**SUPPLIED ENTRIES**
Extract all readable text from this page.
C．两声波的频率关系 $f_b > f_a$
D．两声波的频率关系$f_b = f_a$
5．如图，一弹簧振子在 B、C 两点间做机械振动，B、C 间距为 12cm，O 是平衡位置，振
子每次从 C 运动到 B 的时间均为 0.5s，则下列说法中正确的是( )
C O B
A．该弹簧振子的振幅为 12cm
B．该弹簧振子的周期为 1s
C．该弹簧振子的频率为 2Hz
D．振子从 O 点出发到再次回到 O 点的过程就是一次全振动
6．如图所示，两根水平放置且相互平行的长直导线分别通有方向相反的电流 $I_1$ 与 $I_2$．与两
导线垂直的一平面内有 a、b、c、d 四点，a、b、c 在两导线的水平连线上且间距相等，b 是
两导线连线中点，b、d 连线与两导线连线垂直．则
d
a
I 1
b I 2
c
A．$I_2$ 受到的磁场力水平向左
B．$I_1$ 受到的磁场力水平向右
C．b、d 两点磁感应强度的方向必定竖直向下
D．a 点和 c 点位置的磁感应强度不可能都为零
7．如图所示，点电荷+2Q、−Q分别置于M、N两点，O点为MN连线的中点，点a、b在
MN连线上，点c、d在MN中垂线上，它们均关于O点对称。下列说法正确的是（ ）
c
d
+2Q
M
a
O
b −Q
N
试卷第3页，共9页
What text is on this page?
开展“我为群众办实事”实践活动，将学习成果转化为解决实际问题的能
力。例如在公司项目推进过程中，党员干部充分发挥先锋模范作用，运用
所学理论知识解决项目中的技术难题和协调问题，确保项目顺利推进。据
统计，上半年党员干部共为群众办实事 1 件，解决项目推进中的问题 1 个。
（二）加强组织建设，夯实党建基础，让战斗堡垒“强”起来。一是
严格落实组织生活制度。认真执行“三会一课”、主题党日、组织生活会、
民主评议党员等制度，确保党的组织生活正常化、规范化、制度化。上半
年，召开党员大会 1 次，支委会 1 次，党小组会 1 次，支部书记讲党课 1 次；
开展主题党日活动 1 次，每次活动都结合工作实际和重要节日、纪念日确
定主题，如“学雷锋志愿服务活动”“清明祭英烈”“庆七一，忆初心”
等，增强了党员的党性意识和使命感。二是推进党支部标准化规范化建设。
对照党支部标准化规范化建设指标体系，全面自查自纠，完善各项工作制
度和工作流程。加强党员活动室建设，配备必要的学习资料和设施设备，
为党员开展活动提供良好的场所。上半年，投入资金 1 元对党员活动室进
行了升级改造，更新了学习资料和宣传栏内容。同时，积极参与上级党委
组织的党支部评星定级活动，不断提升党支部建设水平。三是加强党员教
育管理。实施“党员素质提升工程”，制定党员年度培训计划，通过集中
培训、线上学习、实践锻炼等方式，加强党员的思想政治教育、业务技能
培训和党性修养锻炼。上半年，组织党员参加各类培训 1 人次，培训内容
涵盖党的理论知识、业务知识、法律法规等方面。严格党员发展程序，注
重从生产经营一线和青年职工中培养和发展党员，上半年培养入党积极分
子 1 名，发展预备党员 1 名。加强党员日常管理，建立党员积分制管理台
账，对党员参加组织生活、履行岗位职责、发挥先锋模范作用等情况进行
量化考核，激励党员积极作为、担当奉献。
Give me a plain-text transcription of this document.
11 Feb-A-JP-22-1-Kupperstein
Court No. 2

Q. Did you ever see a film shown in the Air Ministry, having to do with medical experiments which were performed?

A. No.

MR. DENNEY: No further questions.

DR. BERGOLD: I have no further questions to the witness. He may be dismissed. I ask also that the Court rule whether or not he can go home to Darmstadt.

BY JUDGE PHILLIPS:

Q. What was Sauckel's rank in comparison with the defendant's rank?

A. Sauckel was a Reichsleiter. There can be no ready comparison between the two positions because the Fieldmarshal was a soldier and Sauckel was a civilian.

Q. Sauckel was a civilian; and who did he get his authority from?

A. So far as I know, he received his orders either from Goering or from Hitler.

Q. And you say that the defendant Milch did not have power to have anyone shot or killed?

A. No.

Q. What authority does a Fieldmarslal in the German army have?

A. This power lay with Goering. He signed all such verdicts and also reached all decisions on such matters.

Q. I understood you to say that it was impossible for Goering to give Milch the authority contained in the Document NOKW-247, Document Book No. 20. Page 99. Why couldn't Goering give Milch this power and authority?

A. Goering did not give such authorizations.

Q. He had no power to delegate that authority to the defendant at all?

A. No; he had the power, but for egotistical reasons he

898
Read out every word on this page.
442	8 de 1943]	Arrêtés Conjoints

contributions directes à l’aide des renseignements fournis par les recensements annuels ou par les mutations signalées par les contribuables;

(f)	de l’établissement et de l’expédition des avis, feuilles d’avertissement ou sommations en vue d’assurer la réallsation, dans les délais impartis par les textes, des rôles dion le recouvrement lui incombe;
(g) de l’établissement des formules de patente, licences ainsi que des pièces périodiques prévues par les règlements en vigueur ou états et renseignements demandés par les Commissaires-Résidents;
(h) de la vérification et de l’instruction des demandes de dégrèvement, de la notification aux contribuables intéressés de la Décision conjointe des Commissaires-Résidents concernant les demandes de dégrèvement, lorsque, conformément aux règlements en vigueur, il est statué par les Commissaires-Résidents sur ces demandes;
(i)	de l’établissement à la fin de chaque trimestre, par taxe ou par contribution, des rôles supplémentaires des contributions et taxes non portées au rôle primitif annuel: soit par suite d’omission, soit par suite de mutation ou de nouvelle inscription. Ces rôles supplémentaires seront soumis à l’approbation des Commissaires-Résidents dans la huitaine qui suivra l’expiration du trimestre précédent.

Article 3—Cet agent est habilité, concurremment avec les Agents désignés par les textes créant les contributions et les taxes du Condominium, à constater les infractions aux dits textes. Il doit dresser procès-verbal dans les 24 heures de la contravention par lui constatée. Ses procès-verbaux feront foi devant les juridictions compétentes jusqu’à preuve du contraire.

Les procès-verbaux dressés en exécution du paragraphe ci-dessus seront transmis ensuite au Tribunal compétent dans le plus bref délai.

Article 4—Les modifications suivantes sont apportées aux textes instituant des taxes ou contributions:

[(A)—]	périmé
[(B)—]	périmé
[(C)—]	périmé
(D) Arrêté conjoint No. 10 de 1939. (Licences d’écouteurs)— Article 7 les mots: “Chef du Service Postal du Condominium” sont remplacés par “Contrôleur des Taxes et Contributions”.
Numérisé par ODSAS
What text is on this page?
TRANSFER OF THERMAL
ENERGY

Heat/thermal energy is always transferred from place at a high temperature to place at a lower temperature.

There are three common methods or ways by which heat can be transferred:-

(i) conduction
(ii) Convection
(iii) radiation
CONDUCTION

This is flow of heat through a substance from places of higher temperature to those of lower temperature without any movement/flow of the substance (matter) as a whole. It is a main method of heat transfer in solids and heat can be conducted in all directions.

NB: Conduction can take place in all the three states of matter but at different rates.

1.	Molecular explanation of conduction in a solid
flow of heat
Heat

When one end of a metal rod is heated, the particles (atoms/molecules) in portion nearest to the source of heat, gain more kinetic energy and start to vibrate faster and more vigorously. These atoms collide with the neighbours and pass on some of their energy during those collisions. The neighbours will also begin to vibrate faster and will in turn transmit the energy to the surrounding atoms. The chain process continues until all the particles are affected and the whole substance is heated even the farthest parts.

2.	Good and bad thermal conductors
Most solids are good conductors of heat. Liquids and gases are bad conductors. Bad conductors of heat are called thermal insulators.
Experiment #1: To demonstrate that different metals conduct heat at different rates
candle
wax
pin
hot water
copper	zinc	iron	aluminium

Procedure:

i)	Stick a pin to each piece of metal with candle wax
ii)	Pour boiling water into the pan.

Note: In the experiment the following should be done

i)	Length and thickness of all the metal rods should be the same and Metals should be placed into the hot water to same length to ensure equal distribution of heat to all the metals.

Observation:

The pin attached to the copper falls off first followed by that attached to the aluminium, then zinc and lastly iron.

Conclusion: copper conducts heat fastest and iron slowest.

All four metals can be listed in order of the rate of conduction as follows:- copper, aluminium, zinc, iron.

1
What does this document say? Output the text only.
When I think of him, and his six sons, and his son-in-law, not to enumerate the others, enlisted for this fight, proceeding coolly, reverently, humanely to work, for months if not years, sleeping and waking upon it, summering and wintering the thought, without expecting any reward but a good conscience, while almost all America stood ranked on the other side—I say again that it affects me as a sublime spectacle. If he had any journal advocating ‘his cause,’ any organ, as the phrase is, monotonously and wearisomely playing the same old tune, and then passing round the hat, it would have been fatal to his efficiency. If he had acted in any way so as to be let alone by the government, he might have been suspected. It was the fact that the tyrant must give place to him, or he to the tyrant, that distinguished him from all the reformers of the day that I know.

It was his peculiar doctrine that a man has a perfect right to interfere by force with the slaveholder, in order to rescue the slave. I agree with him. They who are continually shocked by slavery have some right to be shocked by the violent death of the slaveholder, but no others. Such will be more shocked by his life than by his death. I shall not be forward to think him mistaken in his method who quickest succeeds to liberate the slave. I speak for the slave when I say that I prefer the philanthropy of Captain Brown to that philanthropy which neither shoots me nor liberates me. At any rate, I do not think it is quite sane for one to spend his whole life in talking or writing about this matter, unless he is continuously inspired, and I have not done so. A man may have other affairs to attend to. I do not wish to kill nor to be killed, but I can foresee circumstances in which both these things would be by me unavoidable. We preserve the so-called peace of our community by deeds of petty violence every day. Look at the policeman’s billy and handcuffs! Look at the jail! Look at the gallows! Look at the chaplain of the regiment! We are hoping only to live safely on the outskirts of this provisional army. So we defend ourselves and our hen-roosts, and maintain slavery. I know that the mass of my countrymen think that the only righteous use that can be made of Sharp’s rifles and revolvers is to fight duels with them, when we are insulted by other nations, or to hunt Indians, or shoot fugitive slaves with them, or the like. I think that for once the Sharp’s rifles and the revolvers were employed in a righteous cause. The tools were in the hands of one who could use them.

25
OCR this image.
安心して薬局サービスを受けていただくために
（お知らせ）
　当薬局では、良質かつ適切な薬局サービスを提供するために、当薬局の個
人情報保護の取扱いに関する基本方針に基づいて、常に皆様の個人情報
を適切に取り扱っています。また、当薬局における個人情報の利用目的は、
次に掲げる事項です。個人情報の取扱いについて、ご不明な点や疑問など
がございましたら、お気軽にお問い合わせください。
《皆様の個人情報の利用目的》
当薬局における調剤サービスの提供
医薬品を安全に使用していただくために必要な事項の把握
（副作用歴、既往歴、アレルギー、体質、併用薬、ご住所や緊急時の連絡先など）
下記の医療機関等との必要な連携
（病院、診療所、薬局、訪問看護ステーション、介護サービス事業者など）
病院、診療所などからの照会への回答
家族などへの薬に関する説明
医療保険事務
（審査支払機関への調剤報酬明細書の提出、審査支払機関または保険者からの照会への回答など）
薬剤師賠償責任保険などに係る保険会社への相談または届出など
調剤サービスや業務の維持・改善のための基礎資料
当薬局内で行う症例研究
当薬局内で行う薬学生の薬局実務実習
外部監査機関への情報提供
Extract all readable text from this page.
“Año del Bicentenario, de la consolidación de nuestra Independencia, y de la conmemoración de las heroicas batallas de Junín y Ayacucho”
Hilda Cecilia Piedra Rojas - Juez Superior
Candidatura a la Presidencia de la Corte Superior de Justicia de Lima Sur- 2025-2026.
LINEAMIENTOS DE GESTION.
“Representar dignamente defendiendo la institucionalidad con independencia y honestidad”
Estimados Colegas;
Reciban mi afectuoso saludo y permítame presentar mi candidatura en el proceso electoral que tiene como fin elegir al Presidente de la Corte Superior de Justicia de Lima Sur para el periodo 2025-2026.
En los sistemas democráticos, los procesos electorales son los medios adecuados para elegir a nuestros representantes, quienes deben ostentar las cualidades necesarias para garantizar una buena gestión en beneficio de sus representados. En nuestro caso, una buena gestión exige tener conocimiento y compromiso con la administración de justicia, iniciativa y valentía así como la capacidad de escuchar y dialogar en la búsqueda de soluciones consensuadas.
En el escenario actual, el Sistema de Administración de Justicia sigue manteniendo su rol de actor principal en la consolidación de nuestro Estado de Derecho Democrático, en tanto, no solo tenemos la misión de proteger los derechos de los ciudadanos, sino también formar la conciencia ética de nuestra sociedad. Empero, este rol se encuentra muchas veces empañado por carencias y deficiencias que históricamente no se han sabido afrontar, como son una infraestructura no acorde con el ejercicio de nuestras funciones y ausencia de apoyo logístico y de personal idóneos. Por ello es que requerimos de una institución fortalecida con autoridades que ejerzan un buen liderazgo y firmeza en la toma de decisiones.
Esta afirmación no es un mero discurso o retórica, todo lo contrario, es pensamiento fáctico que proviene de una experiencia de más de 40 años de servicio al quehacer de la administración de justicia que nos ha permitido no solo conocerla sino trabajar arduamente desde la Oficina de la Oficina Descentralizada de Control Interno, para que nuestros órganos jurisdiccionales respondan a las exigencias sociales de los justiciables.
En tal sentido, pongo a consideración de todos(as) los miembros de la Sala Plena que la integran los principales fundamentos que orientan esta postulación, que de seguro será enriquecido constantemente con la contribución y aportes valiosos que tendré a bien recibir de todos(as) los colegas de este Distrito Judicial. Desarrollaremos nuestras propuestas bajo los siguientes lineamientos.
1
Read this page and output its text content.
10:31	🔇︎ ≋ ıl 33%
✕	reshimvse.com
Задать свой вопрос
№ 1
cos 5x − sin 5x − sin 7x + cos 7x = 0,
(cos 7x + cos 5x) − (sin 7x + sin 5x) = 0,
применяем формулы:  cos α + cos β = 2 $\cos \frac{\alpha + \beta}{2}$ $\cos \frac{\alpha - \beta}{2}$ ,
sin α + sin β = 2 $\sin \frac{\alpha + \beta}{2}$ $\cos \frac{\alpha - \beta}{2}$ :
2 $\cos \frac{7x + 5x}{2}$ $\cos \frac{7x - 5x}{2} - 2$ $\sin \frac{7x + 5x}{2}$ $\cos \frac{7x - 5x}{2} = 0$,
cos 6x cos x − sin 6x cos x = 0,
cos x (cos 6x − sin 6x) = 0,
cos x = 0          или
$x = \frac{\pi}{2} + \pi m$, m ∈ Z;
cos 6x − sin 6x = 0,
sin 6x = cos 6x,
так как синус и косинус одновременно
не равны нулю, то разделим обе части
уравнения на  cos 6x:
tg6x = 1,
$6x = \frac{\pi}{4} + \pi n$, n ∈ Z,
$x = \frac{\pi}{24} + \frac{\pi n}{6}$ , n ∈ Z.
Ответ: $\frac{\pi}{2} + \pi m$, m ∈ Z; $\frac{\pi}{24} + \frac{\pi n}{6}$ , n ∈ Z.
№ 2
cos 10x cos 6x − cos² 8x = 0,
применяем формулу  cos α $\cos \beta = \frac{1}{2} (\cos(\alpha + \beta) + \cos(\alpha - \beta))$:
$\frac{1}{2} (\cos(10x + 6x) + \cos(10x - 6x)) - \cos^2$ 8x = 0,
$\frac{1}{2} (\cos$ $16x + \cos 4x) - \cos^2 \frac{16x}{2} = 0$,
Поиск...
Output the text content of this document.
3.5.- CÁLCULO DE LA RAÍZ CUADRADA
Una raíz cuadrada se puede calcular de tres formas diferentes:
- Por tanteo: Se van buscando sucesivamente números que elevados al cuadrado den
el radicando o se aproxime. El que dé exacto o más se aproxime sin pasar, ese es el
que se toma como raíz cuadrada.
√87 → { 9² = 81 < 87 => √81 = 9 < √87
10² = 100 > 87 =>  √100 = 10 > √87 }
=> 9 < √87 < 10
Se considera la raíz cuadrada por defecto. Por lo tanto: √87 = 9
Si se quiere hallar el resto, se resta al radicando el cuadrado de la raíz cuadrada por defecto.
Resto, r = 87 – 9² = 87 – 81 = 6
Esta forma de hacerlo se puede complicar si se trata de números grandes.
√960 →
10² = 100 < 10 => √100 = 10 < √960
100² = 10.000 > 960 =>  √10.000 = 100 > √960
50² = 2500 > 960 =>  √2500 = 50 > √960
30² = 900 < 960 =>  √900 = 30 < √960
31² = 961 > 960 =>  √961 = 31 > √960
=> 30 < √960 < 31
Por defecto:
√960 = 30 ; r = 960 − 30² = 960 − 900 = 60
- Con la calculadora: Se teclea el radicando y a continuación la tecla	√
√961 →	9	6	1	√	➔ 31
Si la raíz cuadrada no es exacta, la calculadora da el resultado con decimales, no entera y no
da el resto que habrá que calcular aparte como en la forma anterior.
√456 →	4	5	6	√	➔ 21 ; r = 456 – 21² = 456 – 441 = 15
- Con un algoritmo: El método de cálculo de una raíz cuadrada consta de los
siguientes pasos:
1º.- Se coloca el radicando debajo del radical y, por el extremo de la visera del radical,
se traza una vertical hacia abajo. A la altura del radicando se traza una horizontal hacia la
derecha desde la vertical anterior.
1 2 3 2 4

**WORK INSTRUCTIONS**
Exactly reproduce the lines that run from the line with "Output the text content of this document." through the last line of the records, inclusive.

**TASK OUTPUT**
Output the text content of this document.
3.5.- CÁLCULO DE LA RAÍZ CUADRADA
Una raíz cuadrada se puede calcular de tres formas diferentes:
- Por tanteo: Se van buscando sucesivamente números que elevados al cuadrado den
el radicando o se aproxime. El que dé exacto o más se aproxime sin pasar, ese es el
que se toma como raíz cuadrada.
√87 → { 9² = 81 < 87 => √81 = 9 < √87
10² = 100 > 87 =>  √100 = 10 > √87 }
=> 9 < √87 < 10
Se considera la raíz cuadrada por defecto. Por lo tanto: √87 = 9
Si se quiere hallar el resto, se resta al radicando el cuadrado de la raíz cuadrada por defecto.
Resto, r = 87 – 9² = 87 – 81 = 6
Esta forma de hacerlo se puede complicar si se trata de números grandes.
√960 →
10² = 100 < 10 => √100 = 10 < √960
100² = 10.000 > 960 =>  √10.000 = 100 > √960
50² = 2500 > 960 =>  √2500 = 50 > √960
30² = 900 < 960 =>  √900 = 30 < √960
31² = 961 > 960 =>  √961 = 31 > √960
=> 30 < √960 < 31
Por defecto:
√960 = 30 ; r = 960 − 30² = 960 − 900 = 60
- Con la calculadora: Se teclea el radicando y a continuación la tecla	√
√961 →	9	6	1	√	➔ 31
Si la raíz cuadrada no es exacta, la calculadora da el resultado con decimales, no entera y no
da el resto que habrá que calcular aparte como en la forma anterior.
√456 →	4	5	6	√	➔ 21 ; r = 456 – 21² = 456 – 441 = 15
- Con un algoritmo: El método de cálculo de una raíz cuadrada consta de los
siguientes pasos:
1º.- Se coloca el radicando debajo del radical y, por el extremo de la visera del radical,
se traza una vertical hacia abajo. A la altura del radicando se traza una horizontal hacia la
derecha desde la vertical anterior.
1 2 3 2 4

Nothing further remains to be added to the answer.